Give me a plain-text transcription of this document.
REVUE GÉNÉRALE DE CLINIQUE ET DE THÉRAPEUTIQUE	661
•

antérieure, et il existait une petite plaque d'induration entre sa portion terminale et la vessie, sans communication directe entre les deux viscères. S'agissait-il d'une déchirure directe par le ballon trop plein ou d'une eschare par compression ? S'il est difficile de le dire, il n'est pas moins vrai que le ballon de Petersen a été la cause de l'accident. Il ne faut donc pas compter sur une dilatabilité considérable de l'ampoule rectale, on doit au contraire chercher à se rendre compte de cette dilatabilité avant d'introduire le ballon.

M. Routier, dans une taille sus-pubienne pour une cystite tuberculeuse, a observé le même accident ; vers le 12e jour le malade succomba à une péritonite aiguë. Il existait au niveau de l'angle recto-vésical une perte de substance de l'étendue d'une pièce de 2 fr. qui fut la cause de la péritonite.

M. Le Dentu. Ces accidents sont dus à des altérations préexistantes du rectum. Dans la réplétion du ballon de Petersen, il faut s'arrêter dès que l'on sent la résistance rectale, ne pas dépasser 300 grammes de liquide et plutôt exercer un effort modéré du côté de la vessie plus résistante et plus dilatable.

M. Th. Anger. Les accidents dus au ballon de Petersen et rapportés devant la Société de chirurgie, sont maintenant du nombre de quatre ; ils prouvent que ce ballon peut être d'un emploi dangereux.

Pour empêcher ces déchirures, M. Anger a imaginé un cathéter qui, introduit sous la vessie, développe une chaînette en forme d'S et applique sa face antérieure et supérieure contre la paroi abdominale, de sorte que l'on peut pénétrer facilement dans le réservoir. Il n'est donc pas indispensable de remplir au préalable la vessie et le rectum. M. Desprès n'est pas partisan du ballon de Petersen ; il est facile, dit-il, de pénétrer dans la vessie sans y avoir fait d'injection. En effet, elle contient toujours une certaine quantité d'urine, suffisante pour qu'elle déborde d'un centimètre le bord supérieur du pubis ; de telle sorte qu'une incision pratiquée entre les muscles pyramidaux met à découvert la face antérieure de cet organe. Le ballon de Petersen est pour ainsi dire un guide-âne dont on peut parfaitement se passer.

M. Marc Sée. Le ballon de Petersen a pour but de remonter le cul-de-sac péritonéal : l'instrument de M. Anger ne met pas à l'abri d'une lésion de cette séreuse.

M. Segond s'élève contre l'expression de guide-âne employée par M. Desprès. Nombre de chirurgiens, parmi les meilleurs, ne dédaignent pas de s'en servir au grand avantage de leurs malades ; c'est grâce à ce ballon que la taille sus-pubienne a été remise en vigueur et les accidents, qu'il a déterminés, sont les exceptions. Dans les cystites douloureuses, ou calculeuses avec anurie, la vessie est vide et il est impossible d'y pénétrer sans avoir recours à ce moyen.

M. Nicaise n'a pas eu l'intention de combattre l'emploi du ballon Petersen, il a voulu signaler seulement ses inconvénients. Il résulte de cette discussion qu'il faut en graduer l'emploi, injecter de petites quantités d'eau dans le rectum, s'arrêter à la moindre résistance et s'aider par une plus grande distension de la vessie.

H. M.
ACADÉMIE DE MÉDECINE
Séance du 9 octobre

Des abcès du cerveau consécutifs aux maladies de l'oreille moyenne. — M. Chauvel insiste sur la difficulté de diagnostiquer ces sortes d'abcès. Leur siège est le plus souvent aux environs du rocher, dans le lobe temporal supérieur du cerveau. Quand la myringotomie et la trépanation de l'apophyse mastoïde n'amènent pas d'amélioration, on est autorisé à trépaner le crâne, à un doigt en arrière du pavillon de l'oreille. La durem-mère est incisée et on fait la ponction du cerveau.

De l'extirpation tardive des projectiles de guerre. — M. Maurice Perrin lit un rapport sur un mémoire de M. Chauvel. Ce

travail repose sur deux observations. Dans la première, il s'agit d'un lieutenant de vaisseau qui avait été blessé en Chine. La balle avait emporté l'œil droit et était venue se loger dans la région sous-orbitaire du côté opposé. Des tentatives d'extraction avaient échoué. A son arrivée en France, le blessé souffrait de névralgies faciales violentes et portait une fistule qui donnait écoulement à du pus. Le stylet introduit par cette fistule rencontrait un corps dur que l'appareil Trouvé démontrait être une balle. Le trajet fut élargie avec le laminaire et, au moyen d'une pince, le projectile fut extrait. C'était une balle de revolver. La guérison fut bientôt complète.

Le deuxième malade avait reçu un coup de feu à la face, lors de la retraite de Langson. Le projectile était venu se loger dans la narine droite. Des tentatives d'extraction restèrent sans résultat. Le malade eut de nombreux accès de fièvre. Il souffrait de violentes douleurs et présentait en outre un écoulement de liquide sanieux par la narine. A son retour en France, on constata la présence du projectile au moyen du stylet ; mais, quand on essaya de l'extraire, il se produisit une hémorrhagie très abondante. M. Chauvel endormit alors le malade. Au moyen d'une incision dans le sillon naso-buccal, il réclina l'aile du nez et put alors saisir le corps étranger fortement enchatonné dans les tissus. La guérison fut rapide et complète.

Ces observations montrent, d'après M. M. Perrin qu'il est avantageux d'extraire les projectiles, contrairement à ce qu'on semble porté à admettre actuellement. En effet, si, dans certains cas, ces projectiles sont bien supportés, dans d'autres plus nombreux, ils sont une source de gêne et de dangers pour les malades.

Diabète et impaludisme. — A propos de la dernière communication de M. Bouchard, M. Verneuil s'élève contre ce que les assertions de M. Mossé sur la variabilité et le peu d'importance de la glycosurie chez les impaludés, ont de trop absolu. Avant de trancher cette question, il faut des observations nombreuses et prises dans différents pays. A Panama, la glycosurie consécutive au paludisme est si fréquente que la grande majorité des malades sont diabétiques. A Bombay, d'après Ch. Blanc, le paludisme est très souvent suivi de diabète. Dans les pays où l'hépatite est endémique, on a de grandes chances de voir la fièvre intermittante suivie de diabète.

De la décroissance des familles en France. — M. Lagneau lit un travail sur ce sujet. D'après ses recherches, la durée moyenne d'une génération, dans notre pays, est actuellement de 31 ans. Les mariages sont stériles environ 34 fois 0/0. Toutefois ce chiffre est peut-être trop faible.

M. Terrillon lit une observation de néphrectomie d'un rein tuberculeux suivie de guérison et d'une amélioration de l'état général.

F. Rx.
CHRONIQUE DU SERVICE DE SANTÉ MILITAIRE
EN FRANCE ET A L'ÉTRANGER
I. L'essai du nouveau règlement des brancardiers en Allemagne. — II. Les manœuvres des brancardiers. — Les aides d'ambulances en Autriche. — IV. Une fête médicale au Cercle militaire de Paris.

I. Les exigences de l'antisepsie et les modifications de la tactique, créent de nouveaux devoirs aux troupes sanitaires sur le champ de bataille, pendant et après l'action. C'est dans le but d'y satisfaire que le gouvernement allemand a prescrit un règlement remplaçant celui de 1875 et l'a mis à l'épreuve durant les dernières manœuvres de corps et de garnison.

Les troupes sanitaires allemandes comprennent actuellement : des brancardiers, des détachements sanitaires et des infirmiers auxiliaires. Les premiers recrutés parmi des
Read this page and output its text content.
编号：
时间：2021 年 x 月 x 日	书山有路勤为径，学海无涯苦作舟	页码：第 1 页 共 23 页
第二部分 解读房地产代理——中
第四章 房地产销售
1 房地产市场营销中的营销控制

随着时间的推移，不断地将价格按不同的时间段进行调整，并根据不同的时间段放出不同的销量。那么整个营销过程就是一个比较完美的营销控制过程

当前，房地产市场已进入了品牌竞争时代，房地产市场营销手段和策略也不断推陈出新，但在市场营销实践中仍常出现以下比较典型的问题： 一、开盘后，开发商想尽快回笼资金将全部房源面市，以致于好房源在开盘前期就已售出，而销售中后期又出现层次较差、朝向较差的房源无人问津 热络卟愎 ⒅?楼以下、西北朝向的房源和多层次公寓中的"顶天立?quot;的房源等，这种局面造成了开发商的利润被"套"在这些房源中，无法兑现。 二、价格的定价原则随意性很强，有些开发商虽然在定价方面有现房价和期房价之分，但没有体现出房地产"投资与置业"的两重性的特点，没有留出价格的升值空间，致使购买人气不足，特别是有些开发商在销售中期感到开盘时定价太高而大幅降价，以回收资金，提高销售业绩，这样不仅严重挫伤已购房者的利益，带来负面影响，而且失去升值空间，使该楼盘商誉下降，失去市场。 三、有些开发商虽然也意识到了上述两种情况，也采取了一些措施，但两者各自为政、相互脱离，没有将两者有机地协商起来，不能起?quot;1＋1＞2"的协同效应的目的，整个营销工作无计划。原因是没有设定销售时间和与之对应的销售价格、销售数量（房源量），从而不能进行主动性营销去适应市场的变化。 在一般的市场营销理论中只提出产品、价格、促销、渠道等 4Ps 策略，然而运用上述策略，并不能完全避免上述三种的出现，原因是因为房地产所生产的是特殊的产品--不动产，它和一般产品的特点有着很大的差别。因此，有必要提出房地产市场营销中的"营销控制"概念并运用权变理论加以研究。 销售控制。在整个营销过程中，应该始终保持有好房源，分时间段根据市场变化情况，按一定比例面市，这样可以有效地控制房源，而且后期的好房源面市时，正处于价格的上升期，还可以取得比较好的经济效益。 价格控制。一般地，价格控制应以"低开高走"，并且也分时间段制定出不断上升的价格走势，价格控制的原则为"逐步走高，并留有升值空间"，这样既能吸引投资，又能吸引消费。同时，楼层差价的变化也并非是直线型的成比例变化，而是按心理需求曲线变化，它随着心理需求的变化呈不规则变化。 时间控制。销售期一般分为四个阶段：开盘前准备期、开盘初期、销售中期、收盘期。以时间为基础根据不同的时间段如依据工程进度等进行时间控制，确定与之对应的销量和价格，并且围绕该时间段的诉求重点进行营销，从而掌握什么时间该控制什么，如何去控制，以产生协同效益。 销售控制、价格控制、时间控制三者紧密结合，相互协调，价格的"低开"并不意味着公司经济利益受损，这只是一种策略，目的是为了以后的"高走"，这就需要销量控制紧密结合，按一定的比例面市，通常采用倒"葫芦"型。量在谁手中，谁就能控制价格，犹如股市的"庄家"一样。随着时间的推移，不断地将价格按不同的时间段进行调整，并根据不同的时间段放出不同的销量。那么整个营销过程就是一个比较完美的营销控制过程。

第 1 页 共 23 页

▶ **Exercise aim**
Say how many lines of the data include the word "accidents". Nothing other than the number should be given.

▶ **Answer for this exercise**
3